*SOURCE MATERIAL*.
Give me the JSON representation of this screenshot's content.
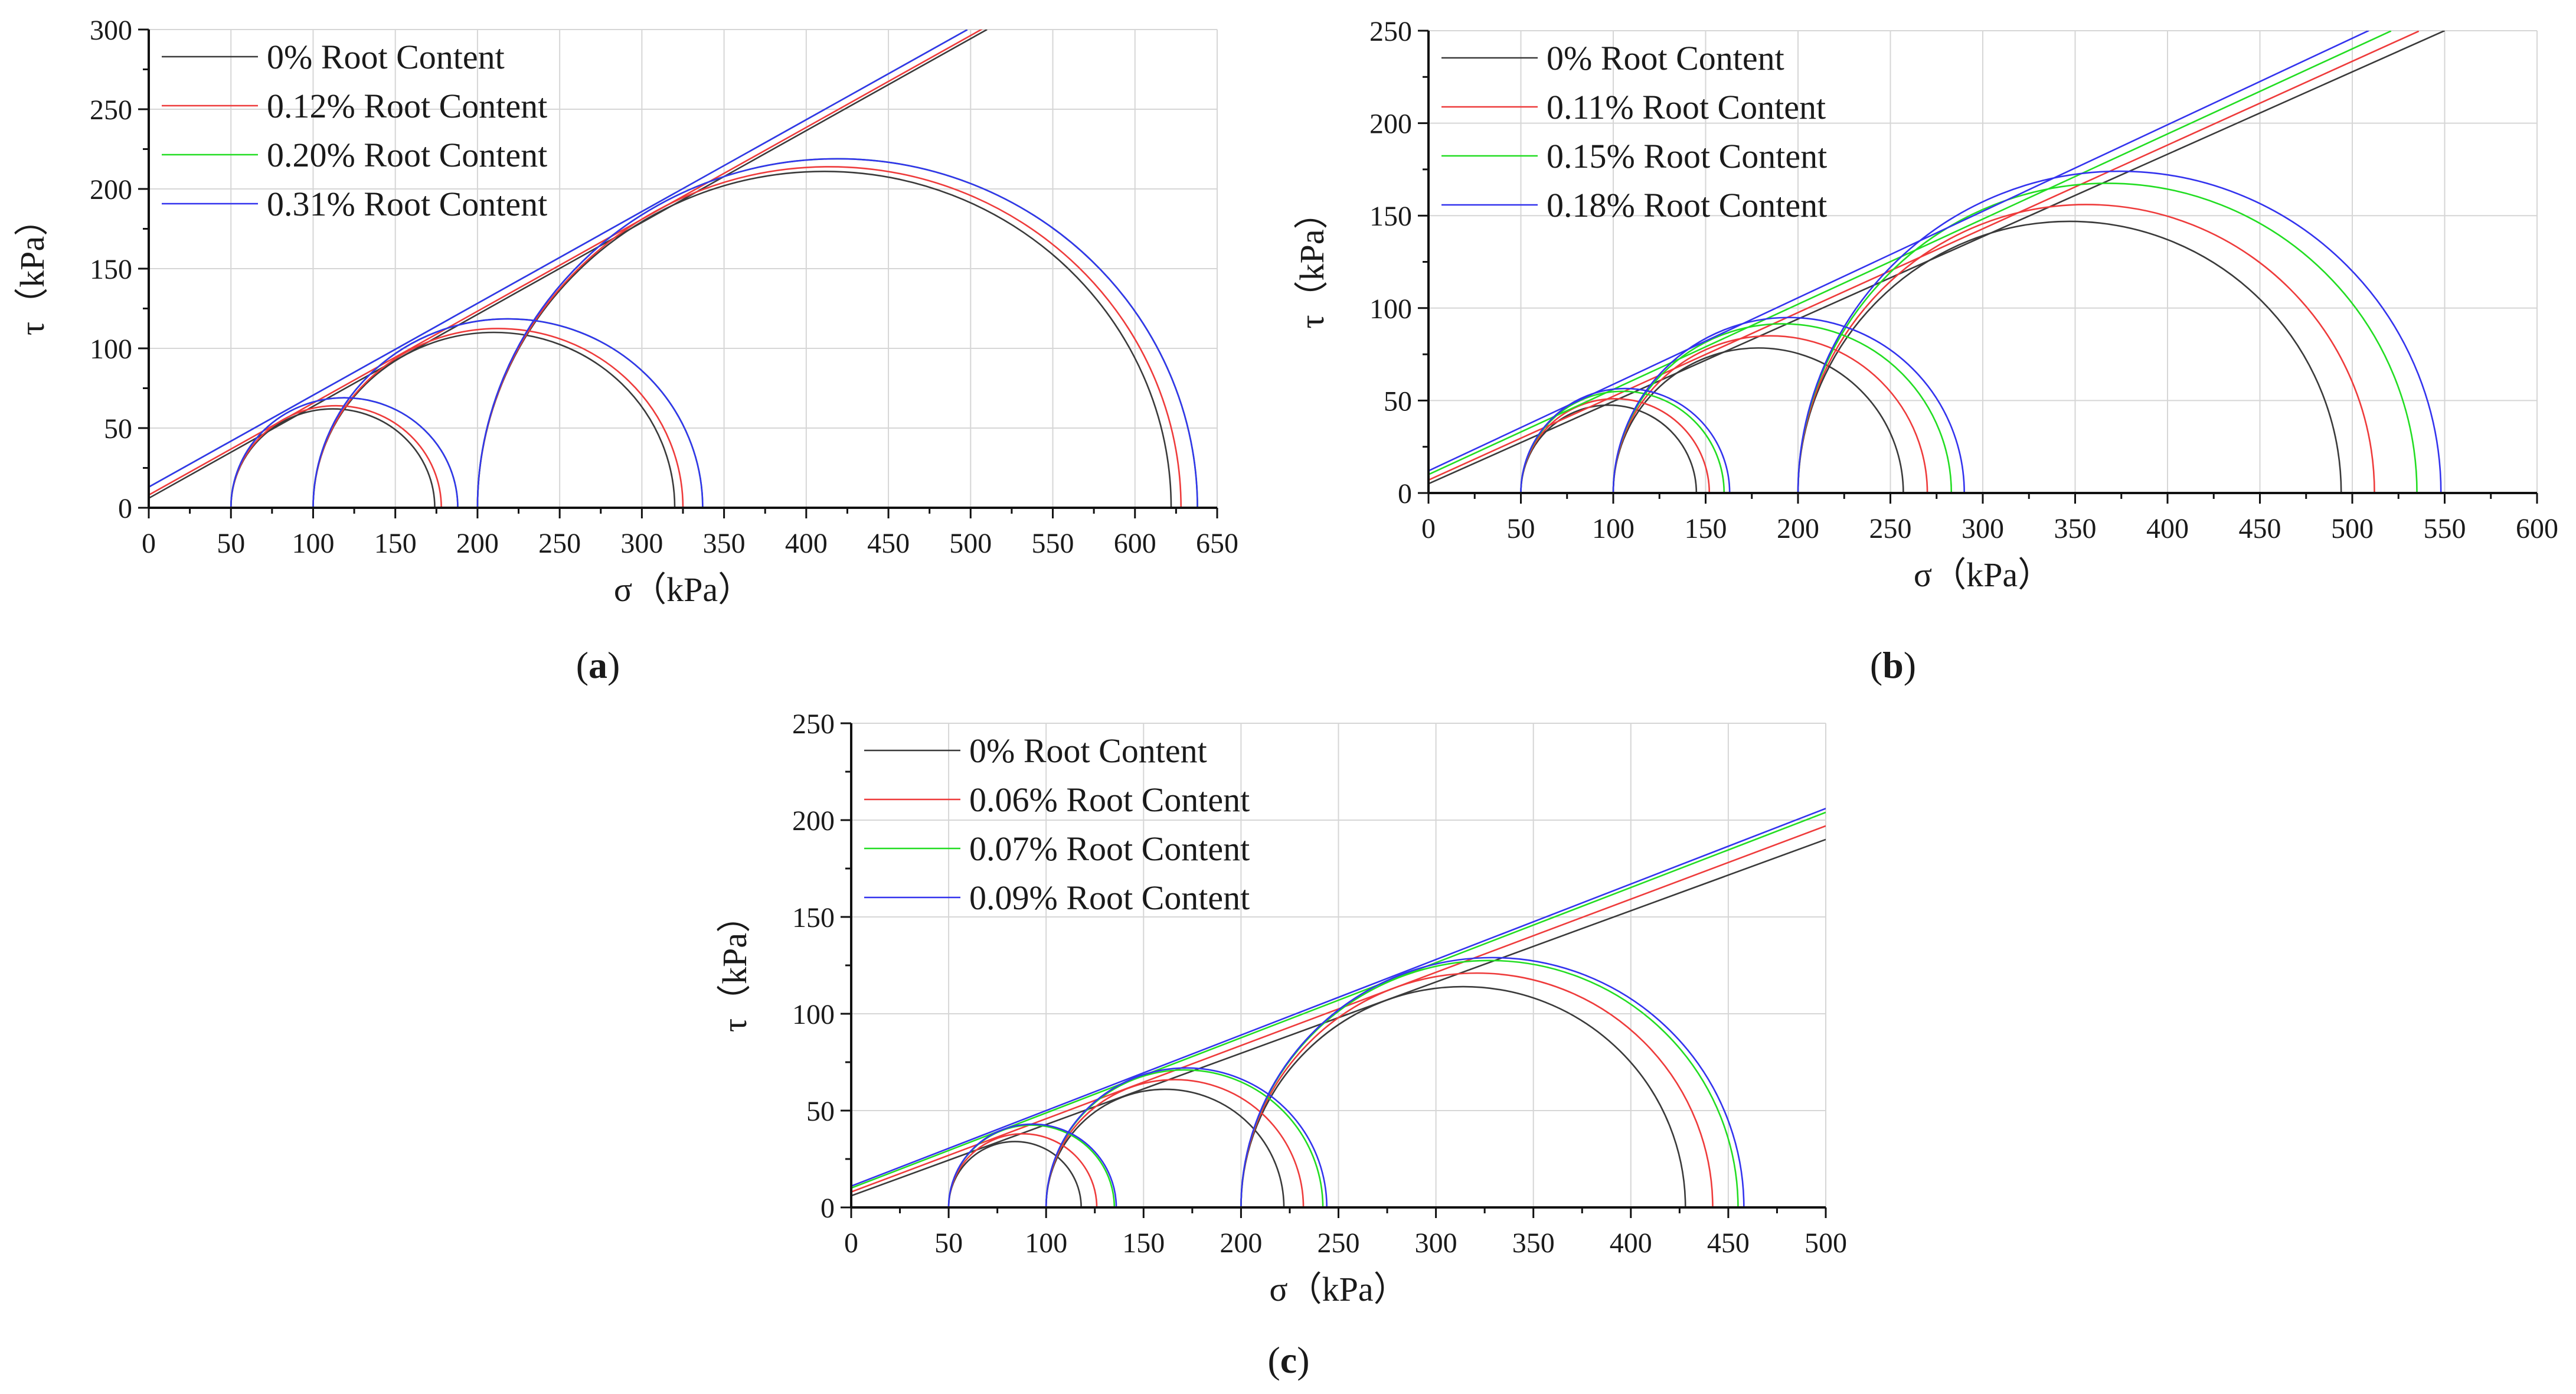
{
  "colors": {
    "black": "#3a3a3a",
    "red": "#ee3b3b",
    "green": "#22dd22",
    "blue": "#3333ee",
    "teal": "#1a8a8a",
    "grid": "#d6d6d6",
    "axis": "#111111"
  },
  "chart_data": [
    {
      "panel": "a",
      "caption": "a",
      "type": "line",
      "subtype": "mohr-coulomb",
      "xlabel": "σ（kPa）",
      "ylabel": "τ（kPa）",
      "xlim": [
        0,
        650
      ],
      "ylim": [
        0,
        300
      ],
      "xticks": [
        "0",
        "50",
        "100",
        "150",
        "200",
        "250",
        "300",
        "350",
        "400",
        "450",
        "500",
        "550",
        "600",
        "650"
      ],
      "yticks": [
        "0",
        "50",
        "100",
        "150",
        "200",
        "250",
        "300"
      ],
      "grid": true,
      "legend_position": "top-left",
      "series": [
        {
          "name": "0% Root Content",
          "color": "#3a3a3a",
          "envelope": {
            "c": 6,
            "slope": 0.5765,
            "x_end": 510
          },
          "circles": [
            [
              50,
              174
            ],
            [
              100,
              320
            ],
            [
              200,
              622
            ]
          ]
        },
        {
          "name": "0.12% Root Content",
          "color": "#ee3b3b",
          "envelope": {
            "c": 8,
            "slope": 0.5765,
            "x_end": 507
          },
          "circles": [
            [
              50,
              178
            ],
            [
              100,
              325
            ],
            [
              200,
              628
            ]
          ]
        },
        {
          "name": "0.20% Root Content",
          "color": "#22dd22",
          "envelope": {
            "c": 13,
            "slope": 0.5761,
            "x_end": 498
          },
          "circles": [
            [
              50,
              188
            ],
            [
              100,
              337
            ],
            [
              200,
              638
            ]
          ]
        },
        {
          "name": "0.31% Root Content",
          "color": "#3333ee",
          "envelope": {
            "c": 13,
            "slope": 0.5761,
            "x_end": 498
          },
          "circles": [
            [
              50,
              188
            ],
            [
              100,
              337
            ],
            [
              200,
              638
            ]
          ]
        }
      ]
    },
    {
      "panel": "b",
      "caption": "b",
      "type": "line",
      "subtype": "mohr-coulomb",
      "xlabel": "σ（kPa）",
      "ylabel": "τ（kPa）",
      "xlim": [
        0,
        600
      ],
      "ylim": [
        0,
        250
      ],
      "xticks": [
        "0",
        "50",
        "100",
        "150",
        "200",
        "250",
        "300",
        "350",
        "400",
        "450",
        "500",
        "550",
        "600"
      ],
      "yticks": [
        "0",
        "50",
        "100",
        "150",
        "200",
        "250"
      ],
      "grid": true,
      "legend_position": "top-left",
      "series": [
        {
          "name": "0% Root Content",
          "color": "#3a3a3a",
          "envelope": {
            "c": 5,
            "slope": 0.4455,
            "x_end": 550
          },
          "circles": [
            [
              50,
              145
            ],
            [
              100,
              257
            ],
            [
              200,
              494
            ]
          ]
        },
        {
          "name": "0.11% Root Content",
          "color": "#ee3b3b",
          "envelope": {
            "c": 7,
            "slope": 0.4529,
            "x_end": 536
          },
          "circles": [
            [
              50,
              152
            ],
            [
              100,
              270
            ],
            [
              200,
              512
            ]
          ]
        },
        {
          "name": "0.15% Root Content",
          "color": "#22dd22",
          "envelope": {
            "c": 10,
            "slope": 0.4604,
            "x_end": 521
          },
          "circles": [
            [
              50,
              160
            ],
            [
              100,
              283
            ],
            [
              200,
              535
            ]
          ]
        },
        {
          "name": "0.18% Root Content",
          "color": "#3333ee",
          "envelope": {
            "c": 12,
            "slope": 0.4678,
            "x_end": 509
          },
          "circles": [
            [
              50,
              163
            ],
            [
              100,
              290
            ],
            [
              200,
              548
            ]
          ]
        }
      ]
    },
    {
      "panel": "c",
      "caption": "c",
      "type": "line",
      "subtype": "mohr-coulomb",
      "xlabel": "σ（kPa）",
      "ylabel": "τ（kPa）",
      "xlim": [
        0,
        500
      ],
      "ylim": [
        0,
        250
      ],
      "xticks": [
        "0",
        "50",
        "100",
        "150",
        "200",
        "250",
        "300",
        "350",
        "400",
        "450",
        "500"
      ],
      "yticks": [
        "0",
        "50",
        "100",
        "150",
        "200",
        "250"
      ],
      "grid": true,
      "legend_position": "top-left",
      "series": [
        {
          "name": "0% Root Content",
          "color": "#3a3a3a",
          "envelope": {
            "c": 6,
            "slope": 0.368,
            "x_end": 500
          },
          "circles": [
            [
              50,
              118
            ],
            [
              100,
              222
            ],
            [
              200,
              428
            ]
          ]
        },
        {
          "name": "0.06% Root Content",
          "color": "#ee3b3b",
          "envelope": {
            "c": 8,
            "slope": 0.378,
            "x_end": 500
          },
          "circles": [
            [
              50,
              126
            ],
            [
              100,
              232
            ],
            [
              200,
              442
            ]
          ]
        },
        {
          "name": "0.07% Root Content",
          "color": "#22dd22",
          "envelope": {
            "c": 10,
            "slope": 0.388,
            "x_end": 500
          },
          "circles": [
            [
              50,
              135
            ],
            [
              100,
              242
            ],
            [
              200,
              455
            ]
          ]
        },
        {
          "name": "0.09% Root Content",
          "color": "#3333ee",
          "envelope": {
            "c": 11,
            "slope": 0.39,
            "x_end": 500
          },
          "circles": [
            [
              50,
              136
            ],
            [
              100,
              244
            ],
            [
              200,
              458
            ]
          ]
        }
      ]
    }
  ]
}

*PROBLEM DESCRIPTION*. Every record above should be written out again exactly; the pictures stay out of the copy.

*ANSWER TO THIS PROBLEM*.
Give me the JSON representation of this screenshot's content.
{
  "colors": {
    "black": "#3a3a3a",
    "red": "#ee3b3b",
    "green": "#22dd22",
    "blue": "#3333ee",
    "teal": "#1a8a8a",
    "grid": "#d6d6d6",
    "axis": "#111111"
  },
  "chart_data": [
    {
      "panel": "a",
      "caption": "a",
      "type": "line",
      "subtype": "mohr-coulomb",
      "xlabel": "σ（kPa）",
      "ylabel": "τ（kPa）",
      "xlim": [
        0,
        650
      ],
      "ylim": [
        0,
        300
      ],
      "xticks": [
        "0",
        "50",
        "100",
        "150",
        "200",
        "250",
        "300",
        "350",
        "400",
        "450",
        "500",
        "550",
        "600",
        "650"
      ],
      "yticks": [
        "0",
        "50",
        "100",
        "150",
        "200",
        "250",
        "300"
      ],
      "grid": true,
      "legend_position": "top-left",
      "series": [
        {
          "name": "0% Root Content",
          "color": "#3a3a3a",
          "envelope": {
            "c": 6,
            "slope": 0.5765,
            "x_end": 510
          },
          "circles": [
            [
              50,
              174
            ],
            [
              100,
              320
            ],
            [
              200,
              622
            ]
          ]
        },
        {
          "name": "0.12% Root Content",
          "color": "#ee3b3b",
          "envelope": {
            "c": 8,
            "slope": 0.5765,
            "x_end": 507
          },
          "circles": [
            [
              50,
              178
            ],
            [
              100,
              325
            ],
            [
              200,
              628
            ]
          ]
        },
        {
          "name": "0.20% Root Content",
          "color": "#22dd22",
          "envelope": {
            "c": 13,
            "slope": 0.5761,
            "x_end": 498
          },
          "circles": [
            [
              50,
              188
            ],
            [
              100,
              337
            ],
            [
              200,
              638
            ]
          ]
        },
        {
          "name": "0.31% Root Content",
          "color": "#3333ee",
          "envelope": {
            "c": 13,
            "slope": 0.5761,
            "x_end": 498
          },
          "circles": [
            [
              50,
              188
            ],
            [
              100,
              337
            ],
            [
              200,
              638
            ]
          ]
        }
      ]
    },
    {
      "panel": "b",
      "caption": "b",
      "type": "line",
      "subtype": "mohr-coulomb",
      "xlabel": "σ（kPa）",
      "ylabel": "τ（kPa）",
      "xlim": [
        0,
        600
      ],
      "ylim": [
        0,
        250
      ],
      "xticks": [
        "0",
        "50",
        "100",
        "150",
        "200",
        "250",
        "300",
        "350",
        "400",
        "450",
        "500",
        "550",
        "600"
      ],
      "yticks": [
        "0",
        "50",
        "100",
        "150",
        "200",
        "250"
      ],
      "grid": true,
      "legend_position": "top-left",
      "series": [
        {
          "name": "0% Root Content",
          "color": "#3a3a3a",
          "envelope": {
            "c": 5,
            "slope": 0.4455,
            "x_end": 550
          },
          "circles": [
            [
              50,
              145
            ],
            [
              100,
              257
            ],
            [
              200,
              494
            ]
          ]
        },
        {
          "name": "0.11% Root Content",
          "color": "#ee3b3b",
          "envelope": {
            "c": 7,
            "slope": 0.4529,
            "x_end": 536
          },
          "circles": [
            [
              50,
              152
            ],
            [
              100,
              270
            ],
            [
              200,
              512
            ]
          ]
        },
        {
          "name": "0.15% Root Content",
          "color": "#22dd22",
          "envelope": {
            "c": 10,
            "slope": 0.4604,
            "x_end": 521
          },
          "circles": [
            [
              50,
              160
            ],
            [
              100,
              283
            ],
            [
              200,
              535
            ]
          ]
        },
        {
          "name": "0.18% Root Content",
          "color": "#3333ee",
          "envelope": {
            "c": 12,
            "slope": 0.4678,
            "x_end": 509
          },
          "circles": [
            [
              50,
              163
            ],
            [
              100,
              290
            ],
            [
              200,
              548
            ]
          ]
        }
      ]
    },
    {
      "panel": "c",
      "caption": "c",
      "type": "line",
      "subtype": "mohr-coulomb",
      "xlabel": "σ（kPa）",
      "ylabel": "τ（kPa）",
      "xlim": [
        0,
        500
      ],
      "ylim": [
        0,
        250
      ],
      "xticks": [
        "0",
        "50",
        "100",
        "150",
        "200",
        "250",
        "300",
        "350",
        "400",
        "450",
        "500"
      ],
      "yticks": [
        "0",
        "50",
        "100",
        "150",
        "200",
        "250"
      ],
      "grid": true,
      "legend_position": "top-left",
      "series": [
        {
          "name": "0% Root Content",
          "color": "#3a3a3a",
          "envelope": {
            "c": 6,
            "slope": 0.368,
            "x_end": 500
          },
          "circles": [
            [
              50,
              118
            ],
            [
              100,
              222
            ],
            [
              200,
              428
            ]
          ]
        },
        {
          "name": "0.06% Root Content",
          "color": "#ee3b3b",
          "envelope": {
            "c": 8,
            "slope": 0.378,
            "x_end": 500
          },
          "circles": [
            [
              50,
              126
            ],
            [
              100,
              232
            ],
            [
              200,
              442
            ]
          ]
        },
        {
          "name": "0.07% Root Content",
          "color": "#22dd22",
          "envelope": {
            "c": 10,
            "slope": 0.388,
            "x_end": 500
          },
          "circles": [
            [
              50,
              135
            ],
            [
              100,
              242
            ],
            [
              200,
              455
            ]
          ]
        },
        {
          "name": "0.09% Root Content",
          "color": "#3333ee",
          "envelope": {
            "c": 11,
            "slope": 0.39,
            "x_end": 500
          },
          "circles": [
            [
              50,
              136
            ],
            [
              100,
              244
            ],
            [
              200,
              458
            ]
          ]
        }
      ]
    }
  ]
}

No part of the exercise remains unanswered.